Exercise instructions
Locate each line containing the string "نوفمبر" and copy it out.
[Data for processing start]
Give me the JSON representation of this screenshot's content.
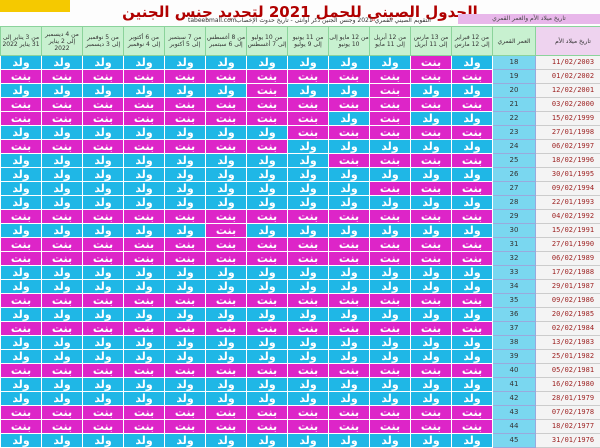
{
  "title": "الجدول الصيني للحمل 2021 لتحديد جنس الجنين",
  "site": "tabeebmall.com",
  "subtitle": "التقويم الصيني القمري 2021 وجنس الجنين ذكر أوأنثى - تاريخ حدوث الإخصاب",
  "corner_label": "تاريخ ميلاد الأم والعمر القمري",
  "header": {
    "date_label": "تاريخ ميلاد الأم",
    "age_label": "العمر القمري",
    "months": [
      "من 12 فبراير إلى 12 مارس",
      "من 13 مارس إلى 11 أبريل",
      "من 12 أبريل إلى 11 مايو",
      "من 12 مايو إلى 10 يونيو",
      "من 11 يونيو إلى 9 يوليو",
      "من 10 يوليو إلى 7 أغسطس",
      "من 8 أغسطس إلى 6 سبتمبر",
      "من 7 سبتمبر إلى 5 أكتوبر",
      "من 6 أكتوبر إلى 4 نوفمبر",
      "من 5 نوفمبر إلى 3 ديسمبر",
      "من 4 ديسمبر إلى 2 يناير 2022",
      "من 3 يناير إلى 31 يناير 2022"
    ]
  },
  "labels": {
    "boy": "ولد",
    "girl": "بنت"
  },
  "colors": {
    "boy": "#1fb7e6",
    "girl": "#dd25c8",
    "title": "#b00000"
  },
  "rows": [
    {
      "date": "11/02/2003",
      "age": "18",
      "pattern": "BGBBBBBBBBBB"
    },
    {
      "date": "01/02/2002",
      "age": "19",
      "pattern": "GGGGGGGGGGGG"
    },
    {
      "date": "12/02/2001",
      "age": "20",
      "pattern": "BBGBBGBBBBBB"
    },
    {
      "date": "03/02/2000",
      "age": "21",
      "pattern": "GGGGGGGGGGGG"
    },
    {
      "date": "15/02/1999",
      "age": "22",
      "pattern": "BBGBGGGGGGGG"
    },
    {
      "date": "27/01/1998",
      "age": "23",
      "pattern": "GGGGGBBBBBBB"
    },
    {
      "date": "06/02/1997",
      "age": "24",
      "pattern": "BBBBBGGGGGGG"
    },
    {
      "date": "18/02/1996",
      "age": "25",
      "pattern": "GGGGBBBBBBBB"
    },
    {
      "date": "30/01/1995",
      "age": "26",
      "pattern": "BBBBBBBBBBBB"
    },
    {
      "date": "09/02/1994",
      "age": "27",
      "pattern": "GGGBBBBBBBBB"
    },
    {
      "date": "22/01/1993",
      "age": "28",
      "pattern": "BBBBBBBBBBBB"
    },
    {
      "date": "04/02/1992",
      "age": "29",
      "pattern": "GGGGGGGGGGGG"
    },
    {
      "date": "15/02/1991",
      "age": "30",
      "pattern": "BBBBBBGBBBBB"
    },
    {
      "date": "27/01/1990",
      "age": "31",
      "pattern": "GGGGGGGGGGGG"
    },
    {
      "date": "06/02/1989",
      "age": "32",
      "pattern": "GGGGGGGGGGGG"
    },
    {
      "date": "17/02/1988",
      "age": "33",
      "pattern": "BBBBBBBBBBBB"
    },
    {
      "date": "29/01/1987",
      "age": "34",
      "pattern": "BBBBBBBBBBBB"
    },
    {
      "date": "09/02/1986",
      "age": "35",
      "pattern": "GGGGGGGGGGGG"
    },
    {
      "date": "20/02/1985",
      "age": "36",
      "pattern": "BBBBBBBBBBBB"
    },
    {
      "date": "02/02/1984",
      "age": "37",
      "pattern": "GGGGGGGGGGGG"
    },
    {
      "date": "13/02/1983",
      "age": "38",
      "pattern": "BBBBBBBBBBBB"
    },
    {
      "date": "25/01/1982",
      "age": "39",
      "pattern": "BBBBBBBBBBBB"
    },
    {
      "date": "05/02/1981",
      "age": "40",
      "pattern": "GGGGGGGGGGGG"
    },
    {
      "date": "16/02/1980",
      "age": "41",
      "pattern": "BBBBBBBBBBBB"
    },
    {
      "date": "28/01/1979",
      "age": "42",
      "pattern": "BBBBBBBBBBBB"
    },
    {
      "date": "07/02/1978",
      "age": "43",
      "pattern": "GGGGGGGGGGGG"
    },
    {
      "date": "18/02/1977",
      "age": "44",
      "pattern": "GGGGGGGGGGGG"
    },
    {
      "date": "31/01/1976",
      "age": "45",
      "pattern": "BBBBBBBBBBBB"
    }
  ]
}
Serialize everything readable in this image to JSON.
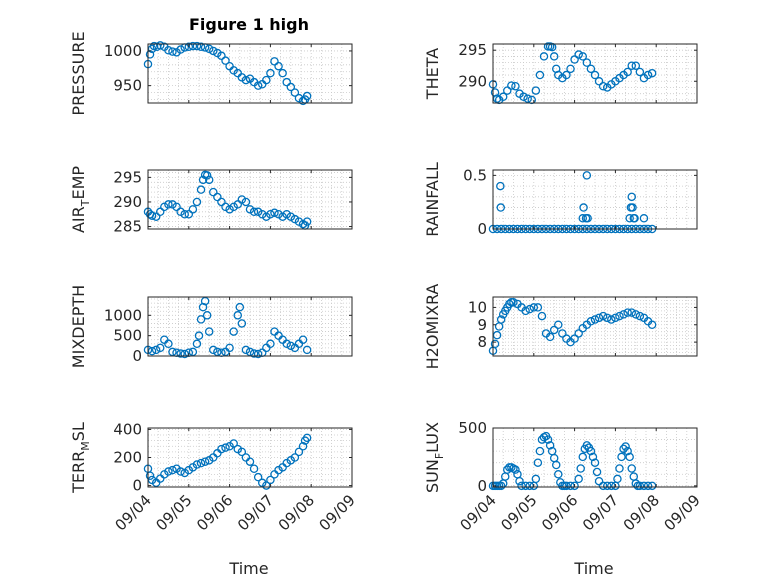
{
  "chart_data": [
    {
      "type": "scatter",
      "title": "Figure 1 high",
      "ylabel": "PRESSURE",
      "ylim": [
        925,
        1010
      ],
      "yticks": [
        "950",
        "1000"
      ],
      "ytick_values": [
        950,
        1000
      ],
      "color": "#0072BD",
      "x": [
        0.0,
        0.05,
        0.1,
        0.15,
        0.22,
        0.3,
        0.4,
        0.5,
        0.6,
        0.7,
        0.8,
        0.9,
        1.0,
        1.1,
        1.2,
        1.3,
        1.4,
        1.5,
        1.6,
        1.7,
        1.8,
        1.9,
        2.0,
        2.1,
        2.2,
        2.3,
        2.4,
        2.5,
        2.6,
        2.7,
        2.8,
        2.9,
        3.0,
        3.1,
        3.2,
        3.3,
        3.4,
        3.5,
        3.6,
        3.7,
        3.8,
        3.85,
        3.9
      ],
      "y": [
        981,
        995,
        1003,
        1007,
        1006,
        1008,
        1006,
        1001,
        999,
        998,
        1002,
        1005,
        1006,
        1007,
        1007,
        1006,
        1005,
        1003,
        1000,
        997,
        993,
        986,
        978,
        972,
        968,
        962,
        958,
        960,
        955,
        950,
        952,
        958,
        968,
        985,
        978,
        968,
        955,
        948,
        940,
        932,
        928,
        930,
        935
      ]
    },
    {
      "type": "scatter",
      "ylabel": "THETA",
      "ylim": [
        286.5,
        296
      ],
      "yticks": [
        "290",
        "295"
      ],
      "ytick_values": [
        290,
        295
      ],
      "color": "#0072BD",
      "x": [
        0.0,
        0.05,
        0.1,
        0.15,
        0.25,
        0.35,
        0.45,
        0.55,
        0.65,
        0.75,
        0.85,
        0.95,
        1.05,
        1.15,
        1.25,
        1.35,
        1.4,
        1.45,
        1.5,
        1.55,
        1.6,
        1.7,
        1.8,
        1.9,
        2.0,
        2.1,
        2.2,
        2.3,
        2.4,
        2.5,
        2.6,
        2.7,
        2.8,
        2.9,
        3.0,
        3.1,
        3.2,
        3.3,
        3.4,
        3.5,
        3.6,
        3.7,
        3.8,
        3.9
      ],
      "y": [
        289.5,
        288.2,
        287.2,
        287.0,
        287.5,
        288.5,
        289.3,
        289.2,
        288.0,
        287.5,
        287.2,
        287.0,
        288.5,
        291.0,
        294.0,
        295.6,
        295.6,
        295.5,
        294.0,
        292.0,
        291.0,
        290.5,
        291.0,
        292.0,
        293.5,
        294.3,
        294.0,
        293.0,
        292.0,
        291.0,
        290.0,
        289.2,
        289.0,
        289.5,
        290.0,
        290.5,
        291.0,
        291.5,
        292.5,
        292.5,
        291.5,
        290.5,
        291.0,
        291.3
      ]
    },
    {
      "type": "scatter",
      "ylabel": "AIR_TEMP",
      "ylim": [
        284.5,
        296.5
      ],
      "yticks": [
        "285",
        "290",
        "295"
      ],
      "ytick_values": [
        285,
        290,
        295
      ],
      "color": "#0072BD",
      "x": [
        0.0,
        0.05,
        0.1,
        0.2,
        0.3,
        0.4,
        0.5,
        0.6,
        0.7,
        0.8,
        0.9,
        1.0,
        1.1,
        1.2,
        1.3,
        1.35,
        1.4,
        1.45,
        1.5,
        1.6,
        1.7,
        1.8,
        1.9,
        2.0,
        2.1,
        2.2,
        2.3,
        2.4,
        2.5,
        2.6,
        2.7,
        2.8,
        2.9,
        3.0,
        3.1,
        3.2,
        3.3,
        3.4,
        3.5,
        3.6,
        3.7,
        3.8,
        3.85,
        3.9
      ],
      "y": [
        288.0,
        287.5,
        287.2,
        287.0,
        288.0,
        289.0,
        289.5,
        289.5,
        289.0,
        288.0,
        287.5,
        287.5,
        288.5,
        290.0,
        292.5,
        294.5,
        295.5,
        295.4,
        294.5,
        292.0,
        291.0,
        290.0,
        289.0,
        288.5,
        289.0,
        289.5,
        290.5,
        290.0,
        288.5,
        288.0,
        288.0,
        287.5,
        287.0,
        287.5,
        287.8,
        287.5,
        287.0,
        287.5,
        287.0,
        286.5,
        286.0,
        285.5,
        285.2,
        286.0
      ]
    },
    {
      "type": "scatter",
      "ylabel": "RAINFALL",
      "ylim": [
        0,
        0.55
      ],
      "yticks": [
        "0",
        "0.5"
      ],
      "ytick_values": [
        0,
        0.5
      ],
      "color": "#0072BD",
      "x": [
        0.0,
        0.1,
        0.2,
        0.3,
        0.4,
        0.5,
        0.6,
        0.7,
        0.8,
        0.9,
        1.0,
        1.1,
        1.2,
        1.3,
        1.4,
        1.5,
        1.6,
        1.7,
        1.8,
        1.9,
        2.0,
        2.1,
        2.2,
        2.3,
        2.4,
        2.5,
        2.6,
        2.7,
        2.8,
        2.9,
        3.0,
        3.1,
        3.2,
        3.3,
        3.4,
        3.5,
        3.6,
        3.7,
        3.8,
        3.9,
        0.18,
        0.19,
        2.2,
        2.22,
        2.28,
        2.3,
        2.32,
        3.35,
        3.38,
        3.4,
        3.42,
        3.45,
        3.47,
        3.7
      ],
      "y": [
        0,
        0,
        0,
        0,
        0,
        0,
        0,
        0,
        0,
        0,
        0,
        0,
        0,
        0,
        0,
        0,
        0,
        0,
        0,
        0,
        0,
        0,
        0,
        0,
        0,
        0,
        0,
        0,
        0,
        0,
        0,
        0,
        0,
        0,
        0,
        0,
        0,
        0,
        0,
        0,
        0.4,
        0.2,
        0.1,
        0.2,
        0.1,
        0.5,
        0.1,
        0.1,
        0.2,
        0.3,
        0.2,
        0.1,
        0.1,
        0.1
      ]
    },
    {
      "type": "scatter",
      "ylabel": "MIXDEPTH",
      "ylim": [
        0,
        1450
      ],
      "yticks": [
        "0",
        "500",
        "1000"
      ],
      "ytick_values": [
        0,
        500,
        1000
      ],
      "color": "#0072BD",
      "x": [
        0.0,
        0.1,
        0.2,
        0.3,
        0.4,
        0.5,
        0.6,
        0.7,
        0.8,
        0.9,
        1.0,
        1.1,
        1.2,
        1.25,
        1.3,
        1.35,
        1.4,
        1.45,
        1.5,
        1.6,
        1.7,
        1.8,
        1.9,
        2.0,
        2.1,
        2.2,
        2.25,
        2.3,
        2.4,
        2.5,
        2.6,
        2.7,
        2.8,
        2.9,
        3.0,
        3.1,
        3.2,
        3.3,
        3.4,
        3.5,
        3.6,
        3.7,
        3.8,
        3.9
      ],
      "y": [
        150,
        120,
        150,
        200,
        400,
        300,
        100,
        80,
        60,
        50,
        80,
        100,
        300,
        500,
        900,
        1200,
        1350,
        1000,
        600,
        150,
        100,
        80,
        100,
        200,
        600,
        1000,
        1200,
        800,
        150,
        100,
        60,
        50,
        80,
        200,
        300,
        600,
        500,
        400,
        300,
        250,
        200,
        300,
        400,
        150
      ]
    },
    {
      "type": "scatter",
      "ylabel": "H2OMIXRA",
      "ylim": [
        7.2,
        10.6
      ],
      "yticks": [
        "8",
        "9",
        "10"
      ],
      "ytick_values": [
        8,
        9,
        10
      ],
      "color": "#0072BD",
      "x": [
        0.0,
        0.05,
        0.1,
        0.15,
        0.2,
        0.25,
        0.3,
        0.35,
        0.4,
        0.45,
        0.5,
        0.6,
        0.7,
        0.8,
        0.9,
        1.0,
        1.1,
        1.2,
        1.3,
        1.4,
        1.5,
        1.6,
        1.7,
        1.8,
        1.9,
        2.0,
        2.1,
        2.2,
        2.3,
        2.4,
        2.5,
        2.6,
        2.7,
        2.8,
        2.9,
        3.0,
        3.1,
        3.2,
        3.3,
        3.4,
        3.5,
        3.6,
        3.7,
        3.8,
        3.9
      ],
      "y": [
        7.5,
        7.9,
        8.4,
        8.9,
        9.3,
        9.6,
        9.8,
        10.0,
        10.2,
        10.3,
        10.3,
        10.2,
        10.0,
        9.8,
        9.9,
        10.0,
        10.0,
        9.5,
        8.5,
        8.3,
        8.7,
        9.0,
        8.5,
        8.2,
        8.0,
        8.2,
        8.5,
        8.8,
        9.0,
        9.2,
        9.3,
        9.4,
        9.5,
        9.4,
        9.3,
        9.4,
        9.5,
        9.6,
        9.7,
        9.7,
        9.6,
        9.5,
        9.4,
        9.2,
        9.0
      ]
    },
    {
      "type": "scatter",
      "ylabel": "TERR_MSL",
      "ylim": [
        -10,
        410
      ],
      "yticks": [
        "0",
        "200",
        "400"
      ],
      "ytick_values": [
        0,
        200,
        400
      ],
      "color": "#0072BD",
      "x": [
        0.0,
        0.05,
        0.1,
        0.2,
        0.3,
        0.4,
        0.5,
        0.6,
        0.7,
        0.8,
        0.9,
        1.0,
        1.1,
        1.2,
        1.3,
        1.4,
        1.5,
        1.6,
        1.7,
        1.8,
        1.9,
        2.0,
        2.1,
        2.2,
        2.3,
        2.4,
        2.5,
        2.6,
        2.7,
        2.8,
        2.9,
        3.0,
        3.1,
        3.2,
        3.3,
        3.4,
        3.5,
        3.6,
        3.7,
        3.8,
        3.85,
        3.9
      ],
      "y": [
        120,
        70,
        40,
        20,
        50,
        80,
        100,
        110,
        120,
        100,
        90,
        110,
        130,
        150,
        160,
        170,
        180,
        200,
        230,
        260,
        270,
        280,
        300,
        260,
        240,
        200,
        170,
        120,
        60,
        20,
        0,
        40,
        80,
        110,
        130,
        160,
        180,
        200,
        240,
        280,
        320,
        340
      ]
    },
    {
      "type": "scatter",
      "ylabel": "SUN_FLUX",
      "ylim": [
        -10,
        500
      ],
      "yticks": [
        "0",
        "500"
      ],
      "ytick_values": [
        0,
        500
      ],
      "color": "#0072BD",
      "x": [
        0.0,
        0.05,
        0.1,
        0.15,
        0.2,
        0.25,
        0.3,
        0.35,
        0.4,
        0.45,
        0.5,
        0.55,
        0.6,
        0.65,
        0.7,
        0.8,
        0.9,
        1.0,
        1.05,
        1.1,
        1.15,
        1.2,
        1.25,
        1.3,
        1.35,
        1.4,
        1.45,
        1.5,
        1.55,
        1.6,
        1.65,
        1.7,
        1.75,
        1.8,
        1.9,
        2.0,
        2.1,
        2.15,
        2.2,
        2.25,
        2.3,
        2.35,
        2.4,
        2.45,
        2.5,
        2.55,
        2.6,
        2.7,
        2.8,
        2.9,
        3.0,
        3.05,
        3.1,
        3.15,
        3.2,
        3.25,
        3.3,
        3.35,
        3.4,
        3.45,
        3.5,
        3.55,
        3.6,
        3.7,
        3.8,
        3.9
      ],
      "y": [
        0,
        0,
        0,
        0,
        0,
        20,
        80,
        140,
        160,
        160,
        150,
        140,
        100,
        40,
        0,
        0,
        0,
        0,
        60,
        200,
        300,
        400,
        420,
        430,
        400,
        350,
        300,
        240,
        180,
        100,
        30,
        0,
        0,
        0,
        0,
        0,
        60,
        150,
        250,
        320,
        350,
        330,
        300,
        250,
        200,
        120,
        40,
        0,
        0,
        0,
        0,
        60,
        150,
        250,
        320,
        340,
        300,
        250,
        150,
        80,
        20,
        0,
        0,
        0,
        0,
        0
      ]
    }
  ],
  "x_ticks": [
    "09/04",
    "09/05",
    "09/06",
    "09/07",
    "09/08",
    "09/09"
  ],
  "x_axis_label": "Time"
}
[Data for processing end]
Complete output
      "من 6 أكتوبر إلى 4 نوفمبر",
      "من 5 نوفمبر إلى 3 ديسمبر",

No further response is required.